Stated problem: Reproduce the listing below exactly, minus its pictures.
** Start of Material shown **
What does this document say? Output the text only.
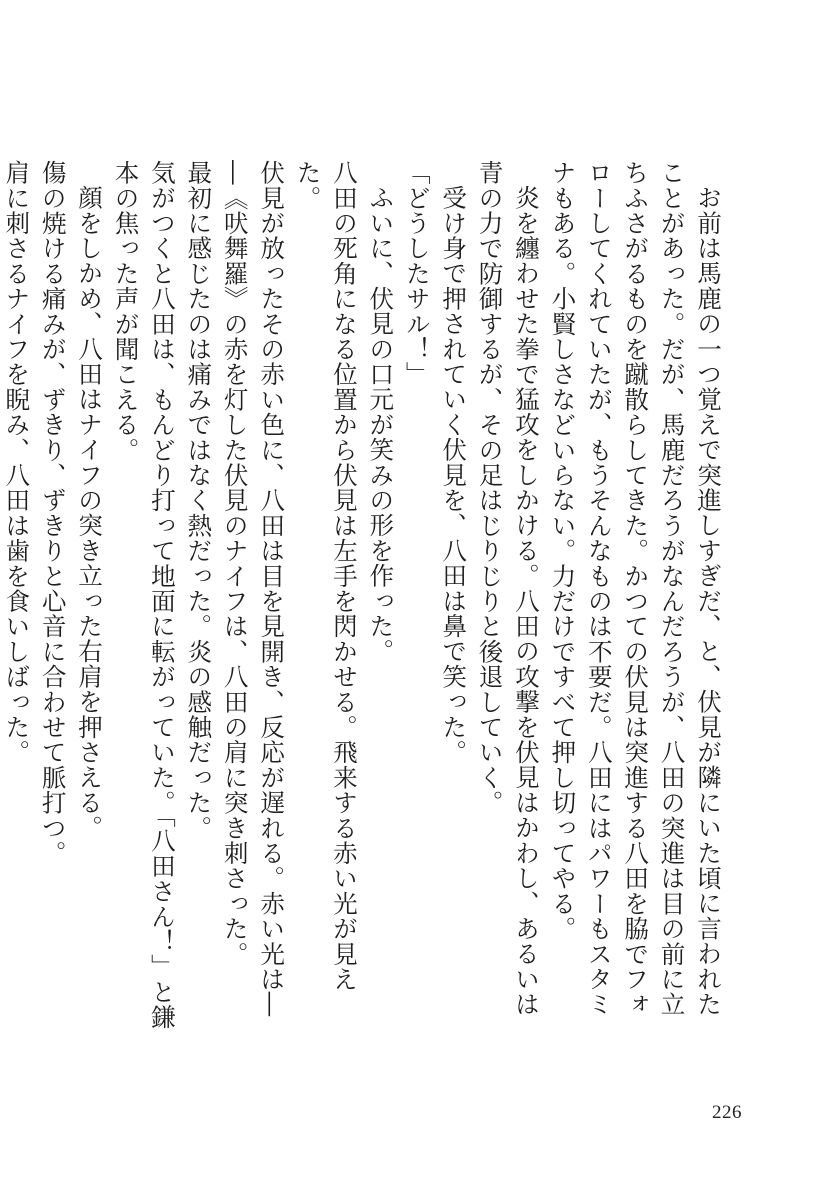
お前は馬鹿の一つ覚えで突進しすぎだ、と、伏見が隣にいた頃に言われたことがあった。だが、馬鹿だろうがなんだろうが、八田の突進は目の前に立ちふさがるものを蹴散らしてきた。かつての伏見は突進する八田を脇でフォローしてくれていたが、もうそんなものは不要だ。八田にはパワーもスタミナもある。小賢しさなどいらない。力だけですべて押し切ってやる。

炎を纏わせた拳で猛攻をしかける。八田の攻撃を伏見はかわし、あるいは青の力で防御するが、その足はじりじりと後退していく。

受け身で押されていく伏見を、八田は鼻で笑った。

「どうしたサル！」

ふいに、伏見の口元が笑みの形を作った。

八田の死角になる位置から伏見は左手を閃かせる。飛来する赤い光が見えた。

伏見が放ったその赤い色に、八田は目を見開き、反応が遅れる。赤い光は――《吠舞羅》の赤を灯した伏見のナイフは、八田の肩に突き刺さった。

最初に感じたのは痛みではなく熱だった。炎の感触だった。

気がつくと八田は、もんどり打って地面に転がっていた。「八田さん！」と鎌本の焦った声が聞こえる。

顔をしかめ、八田はナイフの突き立った右肩を押さえる。

傷の焼ける痛みが、ずきり、ずきりと心音に合わせて脈打つ。

肩に刺さるナイフを睨み、八田は歯を食いしばった。

226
** End of Material shown **
Correct response:
What does this document say? Output the text only.
お前は馬鹿の一つ覚えで突進しすぎだ、と、伏見が隣にいた頃に言われたことがあった。だが、馬鹿だろうがなんだろうが、八田の突進は目の前に立ちふさがるものを蹴散らしてきた。かつての伏見は突進する八田を脇でフォローしてくれていたが、もうそんなものは不要だ。八田にはパワーもスタミナもある。小賢しさなどいらない。力だけですべて押し切ってやる。

炎を纏わせた拳で猛攻をしかける。八田の攻撃を伏見はかわし、あるいは青の力で防御するが、その足はじりじりと後退していく。

受け身で押されていく伏見を、八田は鼻で笑った。

「どうしたサル！」

ふいに、伏見の口元が笑みの形を作った。

八田の死角になる位置から伏見は左手を閃かせる。飛来する赤い光が見えた。

伏見が放ったその赤い色に、八田は目を見開き、反応が遅れる。赤い光は――《吠舞羅》の赤を灯した伏見のナイフは、八田の肩に突き刺さった。

最初に感じたのは痛みではなく熱だった。炎の感触だった。

気がつくと八田は、もんどり打って地面に転がっていた。「八田さん！」と鎌本の焦った声が聞こえる。

顔をしかめ、八田はナイフの突き立った右肩を押さえる。

傷の焼ける痛みが、ずきり、ずきりと心音に合わせて脈打つ。

肩に刺さるナイフを睨み、八田は歯を食いしばった。

226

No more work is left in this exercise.